Go through the listing below and gather every line with the word "Plans".

===== Items =====

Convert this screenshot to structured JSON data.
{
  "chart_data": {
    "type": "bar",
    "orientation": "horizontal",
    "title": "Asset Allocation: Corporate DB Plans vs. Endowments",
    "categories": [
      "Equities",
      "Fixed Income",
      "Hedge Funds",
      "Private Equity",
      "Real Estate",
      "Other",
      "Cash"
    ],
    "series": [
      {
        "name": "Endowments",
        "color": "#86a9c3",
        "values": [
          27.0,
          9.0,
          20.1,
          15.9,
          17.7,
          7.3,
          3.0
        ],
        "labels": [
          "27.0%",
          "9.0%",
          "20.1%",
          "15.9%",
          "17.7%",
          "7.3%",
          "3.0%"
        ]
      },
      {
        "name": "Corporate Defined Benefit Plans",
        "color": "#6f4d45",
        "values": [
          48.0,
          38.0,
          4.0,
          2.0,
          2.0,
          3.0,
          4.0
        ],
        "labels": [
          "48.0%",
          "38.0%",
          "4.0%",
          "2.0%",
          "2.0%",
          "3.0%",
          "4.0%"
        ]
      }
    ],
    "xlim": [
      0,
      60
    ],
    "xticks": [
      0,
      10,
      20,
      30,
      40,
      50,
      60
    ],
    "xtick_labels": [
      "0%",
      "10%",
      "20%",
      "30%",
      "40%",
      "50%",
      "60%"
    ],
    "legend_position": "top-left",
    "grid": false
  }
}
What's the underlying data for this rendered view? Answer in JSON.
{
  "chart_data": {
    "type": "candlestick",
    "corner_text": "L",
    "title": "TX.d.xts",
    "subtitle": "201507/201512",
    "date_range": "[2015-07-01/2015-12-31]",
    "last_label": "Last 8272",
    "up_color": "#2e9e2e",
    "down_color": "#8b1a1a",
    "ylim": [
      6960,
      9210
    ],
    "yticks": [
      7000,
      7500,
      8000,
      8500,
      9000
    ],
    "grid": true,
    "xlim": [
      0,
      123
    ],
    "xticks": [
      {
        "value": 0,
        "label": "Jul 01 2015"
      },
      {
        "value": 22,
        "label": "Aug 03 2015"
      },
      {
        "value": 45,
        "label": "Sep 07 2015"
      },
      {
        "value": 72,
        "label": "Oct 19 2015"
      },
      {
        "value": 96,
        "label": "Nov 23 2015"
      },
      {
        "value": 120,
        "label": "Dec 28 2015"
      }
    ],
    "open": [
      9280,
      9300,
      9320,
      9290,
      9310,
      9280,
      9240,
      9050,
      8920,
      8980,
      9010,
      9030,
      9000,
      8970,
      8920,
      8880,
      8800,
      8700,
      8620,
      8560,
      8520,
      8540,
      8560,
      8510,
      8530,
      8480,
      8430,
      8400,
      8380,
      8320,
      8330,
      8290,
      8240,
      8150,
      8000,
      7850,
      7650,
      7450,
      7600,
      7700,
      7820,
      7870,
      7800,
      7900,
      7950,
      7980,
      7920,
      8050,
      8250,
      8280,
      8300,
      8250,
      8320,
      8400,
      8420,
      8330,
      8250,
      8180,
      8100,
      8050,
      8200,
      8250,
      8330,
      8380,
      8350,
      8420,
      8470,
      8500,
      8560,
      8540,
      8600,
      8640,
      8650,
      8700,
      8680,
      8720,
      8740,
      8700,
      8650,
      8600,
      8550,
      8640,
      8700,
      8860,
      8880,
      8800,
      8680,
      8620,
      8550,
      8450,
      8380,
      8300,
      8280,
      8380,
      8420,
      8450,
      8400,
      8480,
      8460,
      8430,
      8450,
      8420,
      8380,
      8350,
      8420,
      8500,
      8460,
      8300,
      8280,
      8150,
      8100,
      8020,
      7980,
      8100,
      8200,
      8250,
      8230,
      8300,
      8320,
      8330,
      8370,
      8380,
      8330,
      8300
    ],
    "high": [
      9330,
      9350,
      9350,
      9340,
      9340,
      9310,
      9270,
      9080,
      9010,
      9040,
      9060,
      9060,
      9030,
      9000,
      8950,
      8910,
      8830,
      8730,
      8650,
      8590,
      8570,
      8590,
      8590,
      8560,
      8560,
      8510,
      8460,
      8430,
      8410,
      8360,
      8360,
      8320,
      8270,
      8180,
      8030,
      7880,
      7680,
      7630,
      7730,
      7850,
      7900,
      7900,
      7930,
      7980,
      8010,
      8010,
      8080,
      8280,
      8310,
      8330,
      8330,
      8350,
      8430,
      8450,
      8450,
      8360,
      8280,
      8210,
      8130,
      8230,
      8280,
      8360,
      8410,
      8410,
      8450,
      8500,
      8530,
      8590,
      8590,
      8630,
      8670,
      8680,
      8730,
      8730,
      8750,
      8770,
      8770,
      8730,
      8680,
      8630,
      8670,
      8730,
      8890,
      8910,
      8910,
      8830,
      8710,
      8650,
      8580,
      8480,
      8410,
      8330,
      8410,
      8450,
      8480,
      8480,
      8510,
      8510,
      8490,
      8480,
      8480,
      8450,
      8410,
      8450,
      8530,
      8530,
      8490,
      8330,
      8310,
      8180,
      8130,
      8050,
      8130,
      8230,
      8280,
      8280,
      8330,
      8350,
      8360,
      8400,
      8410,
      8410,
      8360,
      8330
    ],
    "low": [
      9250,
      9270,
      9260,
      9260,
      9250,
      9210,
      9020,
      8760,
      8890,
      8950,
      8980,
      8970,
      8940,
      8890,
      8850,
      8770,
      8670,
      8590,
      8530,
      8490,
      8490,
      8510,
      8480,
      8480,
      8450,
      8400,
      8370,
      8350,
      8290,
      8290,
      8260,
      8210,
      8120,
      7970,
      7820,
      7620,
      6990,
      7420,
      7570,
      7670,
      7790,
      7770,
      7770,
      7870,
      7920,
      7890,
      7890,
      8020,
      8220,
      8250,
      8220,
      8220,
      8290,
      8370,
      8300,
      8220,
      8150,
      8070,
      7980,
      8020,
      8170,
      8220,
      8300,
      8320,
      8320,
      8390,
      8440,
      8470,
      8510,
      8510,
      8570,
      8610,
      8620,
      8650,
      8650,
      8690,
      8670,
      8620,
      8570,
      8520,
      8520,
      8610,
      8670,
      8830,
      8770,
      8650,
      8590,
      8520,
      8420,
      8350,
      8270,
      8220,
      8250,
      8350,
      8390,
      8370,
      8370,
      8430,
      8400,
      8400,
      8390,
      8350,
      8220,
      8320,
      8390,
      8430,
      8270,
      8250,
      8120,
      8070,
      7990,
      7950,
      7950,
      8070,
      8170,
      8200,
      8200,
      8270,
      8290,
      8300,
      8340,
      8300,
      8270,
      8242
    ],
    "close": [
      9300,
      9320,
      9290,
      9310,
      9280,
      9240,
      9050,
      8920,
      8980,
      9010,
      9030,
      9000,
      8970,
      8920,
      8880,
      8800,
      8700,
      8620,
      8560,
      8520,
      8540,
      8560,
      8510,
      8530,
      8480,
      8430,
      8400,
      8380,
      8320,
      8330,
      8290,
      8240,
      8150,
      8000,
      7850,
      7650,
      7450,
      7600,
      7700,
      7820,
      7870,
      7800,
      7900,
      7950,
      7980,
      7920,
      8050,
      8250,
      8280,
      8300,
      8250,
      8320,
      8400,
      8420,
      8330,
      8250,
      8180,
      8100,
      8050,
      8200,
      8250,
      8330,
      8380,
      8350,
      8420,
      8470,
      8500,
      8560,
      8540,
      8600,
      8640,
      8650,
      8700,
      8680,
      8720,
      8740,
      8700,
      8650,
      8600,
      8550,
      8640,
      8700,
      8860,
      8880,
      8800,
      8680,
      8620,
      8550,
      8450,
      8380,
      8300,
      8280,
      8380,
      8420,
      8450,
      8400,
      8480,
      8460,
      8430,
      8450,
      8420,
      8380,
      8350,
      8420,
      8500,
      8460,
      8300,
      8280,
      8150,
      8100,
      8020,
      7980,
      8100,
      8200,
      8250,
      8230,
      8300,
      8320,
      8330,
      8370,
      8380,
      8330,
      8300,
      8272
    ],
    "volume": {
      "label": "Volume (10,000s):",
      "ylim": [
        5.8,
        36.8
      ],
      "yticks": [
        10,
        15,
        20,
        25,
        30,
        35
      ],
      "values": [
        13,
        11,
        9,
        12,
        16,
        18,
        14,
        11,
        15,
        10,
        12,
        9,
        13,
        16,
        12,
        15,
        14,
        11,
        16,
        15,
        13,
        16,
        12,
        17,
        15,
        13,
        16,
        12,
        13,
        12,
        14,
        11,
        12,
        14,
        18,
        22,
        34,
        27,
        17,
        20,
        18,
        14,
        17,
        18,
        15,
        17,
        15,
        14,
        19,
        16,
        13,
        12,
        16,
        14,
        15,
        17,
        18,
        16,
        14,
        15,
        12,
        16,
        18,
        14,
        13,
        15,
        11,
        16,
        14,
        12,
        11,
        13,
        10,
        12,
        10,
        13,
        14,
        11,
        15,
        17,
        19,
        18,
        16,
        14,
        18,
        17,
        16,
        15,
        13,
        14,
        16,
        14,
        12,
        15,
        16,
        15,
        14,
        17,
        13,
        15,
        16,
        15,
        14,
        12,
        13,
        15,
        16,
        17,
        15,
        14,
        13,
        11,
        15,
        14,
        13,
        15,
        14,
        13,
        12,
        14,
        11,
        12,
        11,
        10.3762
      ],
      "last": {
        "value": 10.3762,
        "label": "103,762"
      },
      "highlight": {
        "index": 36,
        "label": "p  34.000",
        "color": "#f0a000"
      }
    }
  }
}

=====

§ **Final result**
    "title": "Asset Allocation: Corporate DB Plans vs. Endowments",
        "name": "Corporate Defined Benefit Plans",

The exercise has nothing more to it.